DIRECTION - Extract all lines that hold "this" from the records below.

STORED ROWS -
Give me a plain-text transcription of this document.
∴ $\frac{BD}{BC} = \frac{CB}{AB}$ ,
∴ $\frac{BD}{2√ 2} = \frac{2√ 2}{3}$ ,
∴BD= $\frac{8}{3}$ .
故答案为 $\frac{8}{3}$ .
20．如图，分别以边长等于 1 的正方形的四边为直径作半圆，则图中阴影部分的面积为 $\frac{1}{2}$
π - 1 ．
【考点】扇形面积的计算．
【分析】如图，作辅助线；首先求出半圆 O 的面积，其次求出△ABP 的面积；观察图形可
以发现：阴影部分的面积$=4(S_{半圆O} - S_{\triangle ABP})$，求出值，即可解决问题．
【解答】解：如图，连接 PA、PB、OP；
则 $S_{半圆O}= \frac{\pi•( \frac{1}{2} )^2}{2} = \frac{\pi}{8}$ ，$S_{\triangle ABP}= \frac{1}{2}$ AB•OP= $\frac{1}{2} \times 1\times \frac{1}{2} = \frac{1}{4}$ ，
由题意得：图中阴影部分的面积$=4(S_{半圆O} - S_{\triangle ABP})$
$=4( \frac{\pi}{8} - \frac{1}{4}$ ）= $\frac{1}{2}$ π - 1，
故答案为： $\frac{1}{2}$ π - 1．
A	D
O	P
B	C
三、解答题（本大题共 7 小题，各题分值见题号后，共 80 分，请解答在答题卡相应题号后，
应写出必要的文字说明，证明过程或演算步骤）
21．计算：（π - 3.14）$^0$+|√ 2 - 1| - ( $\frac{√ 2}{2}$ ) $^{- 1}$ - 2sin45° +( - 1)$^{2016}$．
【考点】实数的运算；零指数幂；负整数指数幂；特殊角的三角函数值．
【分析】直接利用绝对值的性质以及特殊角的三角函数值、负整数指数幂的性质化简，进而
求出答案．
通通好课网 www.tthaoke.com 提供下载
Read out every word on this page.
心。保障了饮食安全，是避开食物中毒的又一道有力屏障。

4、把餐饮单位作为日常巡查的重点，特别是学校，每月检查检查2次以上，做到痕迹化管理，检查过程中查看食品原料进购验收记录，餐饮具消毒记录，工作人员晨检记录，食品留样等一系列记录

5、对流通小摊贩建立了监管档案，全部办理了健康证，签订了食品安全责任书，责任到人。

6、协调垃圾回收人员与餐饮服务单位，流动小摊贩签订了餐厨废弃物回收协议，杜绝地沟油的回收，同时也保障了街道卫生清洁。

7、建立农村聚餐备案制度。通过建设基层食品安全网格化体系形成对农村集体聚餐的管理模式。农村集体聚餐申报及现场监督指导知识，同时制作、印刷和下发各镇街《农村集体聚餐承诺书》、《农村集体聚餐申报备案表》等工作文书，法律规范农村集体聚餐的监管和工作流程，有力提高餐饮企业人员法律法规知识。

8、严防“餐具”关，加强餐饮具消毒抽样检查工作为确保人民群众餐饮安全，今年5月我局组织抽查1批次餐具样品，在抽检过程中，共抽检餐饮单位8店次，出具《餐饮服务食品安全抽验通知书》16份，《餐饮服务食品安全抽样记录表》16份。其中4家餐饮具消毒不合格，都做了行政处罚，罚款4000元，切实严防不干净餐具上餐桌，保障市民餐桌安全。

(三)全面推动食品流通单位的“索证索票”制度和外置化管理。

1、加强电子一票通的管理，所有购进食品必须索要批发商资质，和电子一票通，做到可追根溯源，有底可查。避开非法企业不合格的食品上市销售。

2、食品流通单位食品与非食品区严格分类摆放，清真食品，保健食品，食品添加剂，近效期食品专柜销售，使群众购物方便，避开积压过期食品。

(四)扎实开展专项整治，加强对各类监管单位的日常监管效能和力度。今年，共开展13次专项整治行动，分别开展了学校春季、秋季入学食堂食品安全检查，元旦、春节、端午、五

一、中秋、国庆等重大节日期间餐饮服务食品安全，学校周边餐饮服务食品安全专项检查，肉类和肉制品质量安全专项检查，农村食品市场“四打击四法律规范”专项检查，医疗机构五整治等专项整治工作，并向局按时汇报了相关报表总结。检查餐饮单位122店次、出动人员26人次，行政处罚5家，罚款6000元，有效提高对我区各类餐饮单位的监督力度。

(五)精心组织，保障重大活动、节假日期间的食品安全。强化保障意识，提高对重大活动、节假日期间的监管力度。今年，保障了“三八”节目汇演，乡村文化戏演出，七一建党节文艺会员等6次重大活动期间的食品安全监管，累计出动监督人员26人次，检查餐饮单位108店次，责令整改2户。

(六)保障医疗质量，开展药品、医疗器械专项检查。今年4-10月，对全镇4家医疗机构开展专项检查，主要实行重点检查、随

ANSWER BELOW -
Give me a plain-text transcription of this document.
Read out every word on this page.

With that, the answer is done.